▶ Texte choisi:

***

Communiqué de Mme Annika Bruna, Député Français au Parlement européen, membre de la commission d’enquête sur le transport des animaux

Le 9 décembre sera présenté le projet de loi contre les séparatismes ayant notamment pour ambition de réaffirmer les valeurs de la République face à l’islam radical. En matière de droit des femmes, cette loi proposera l’interdiction des certificats de virginité et le durcissement des mesures contre la polygamie ou le mariage forcé.

Malheureusement la question des opérations d’hyménoplastie est absente du projet. Ces dernières, consistant en la réfection de l’hymen pour permettre aux femmes de « redevenir vierges », sont en forte augmentation et plus répandues que les certificats de virginité. Si certaines de ces opérations sont parfaitement justifiées à la suite d’un viol, la majorité n’ont pas de motif médical réel.

Cette opération est souvent réalisée en raison de la pression de proches, en particulier de belles familles exigeant pour des motifs religieux de constater la virginité de l’épouse par le sang présent sur les draps à l’issue la nuit de noces. Cette pratique importée de cultures extra-européennes participe d’une vision archaïque de la femme, issue de l’islam radical.

***

▶ Travail demandé:
1. D'après le communiqué sur l'hyménoplastie, à quelle date le projet de loi contre les séparatismes doit-il être présenté ?
2. Reprenez le communiqué sur l'hyménoplastie après sa dernière phrase et poursuivez-en la rédaction.

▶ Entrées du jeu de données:
***

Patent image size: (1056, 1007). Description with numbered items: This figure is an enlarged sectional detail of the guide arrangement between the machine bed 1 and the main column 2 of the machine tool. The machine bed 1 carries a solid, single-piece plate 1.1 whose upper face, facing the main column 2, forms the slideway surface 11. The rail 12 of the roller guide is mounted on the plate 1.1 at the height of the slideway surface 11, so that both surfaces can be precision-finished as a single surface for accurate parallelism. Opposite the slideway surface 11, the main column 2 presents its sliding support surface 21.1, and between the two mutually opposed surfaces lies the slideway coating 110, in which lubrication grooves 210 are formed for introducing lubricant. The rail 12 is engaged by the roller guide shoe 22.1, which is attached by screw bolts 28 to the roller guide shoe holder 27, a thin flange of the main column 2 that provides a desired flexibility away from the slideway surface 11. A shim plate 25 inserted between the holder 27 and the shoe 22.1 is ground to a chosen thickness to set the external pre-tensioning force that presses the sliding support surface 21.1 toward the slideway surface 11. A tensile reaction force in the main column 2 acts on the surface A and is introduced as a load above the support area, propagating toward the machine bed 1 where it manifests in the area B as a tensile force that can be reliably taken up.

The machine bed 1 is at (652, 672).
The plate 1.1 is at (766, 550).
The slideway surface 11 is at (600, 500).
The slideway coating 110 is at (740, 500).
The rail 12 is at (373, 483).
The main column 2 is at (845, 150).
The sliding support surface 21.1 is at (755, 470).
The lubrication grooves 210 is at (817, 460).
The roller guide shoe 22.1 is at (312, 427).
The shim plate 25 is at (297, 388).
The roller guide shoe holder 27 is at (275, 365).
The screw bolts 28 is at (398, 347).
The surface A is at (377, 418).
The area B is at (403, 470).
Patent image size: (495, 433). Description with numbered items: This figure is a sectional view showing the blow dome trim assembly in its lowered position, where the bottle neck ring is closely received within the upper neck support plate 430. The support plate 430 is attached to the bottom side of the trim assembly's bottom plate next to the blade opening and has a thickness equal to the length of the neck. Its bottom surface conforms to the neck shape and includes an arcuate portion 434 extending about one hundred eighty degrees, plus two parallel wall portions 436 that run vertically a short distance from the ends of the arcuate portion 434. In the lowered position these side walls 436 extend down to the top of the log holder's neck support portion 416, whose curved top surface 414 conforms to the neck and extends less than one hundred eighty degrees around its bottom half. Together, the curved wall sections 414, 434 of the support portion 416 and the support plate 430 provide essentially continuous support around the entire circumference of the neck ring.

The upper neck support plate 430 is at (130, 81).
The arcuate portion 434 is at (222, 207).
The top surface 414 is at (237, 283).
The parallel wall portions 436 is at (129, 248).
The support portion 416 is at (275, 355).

***

▶ Corrigé:
1. Le 9 décembre.

2.
Par ailleurs, l’opération, facturée plusieurs milliers d’euros fait l’objet d’un marché très lucratif au détriment des femmes contraintes d’y avoir recours. Elle entraîne également des fraudes liées à de fausses déclarations, cette opération étant légitimement remboursée pour les femmes victimes de viols.

Annika Bruna demande qu’en dehors des cas de viol, l’hyménoplastie soit interdite, au même titre que les certificats de virginité, puisqu’elle procède des mêmes dérives islamistes au détriment des valeurs françaises et du droit des femmes.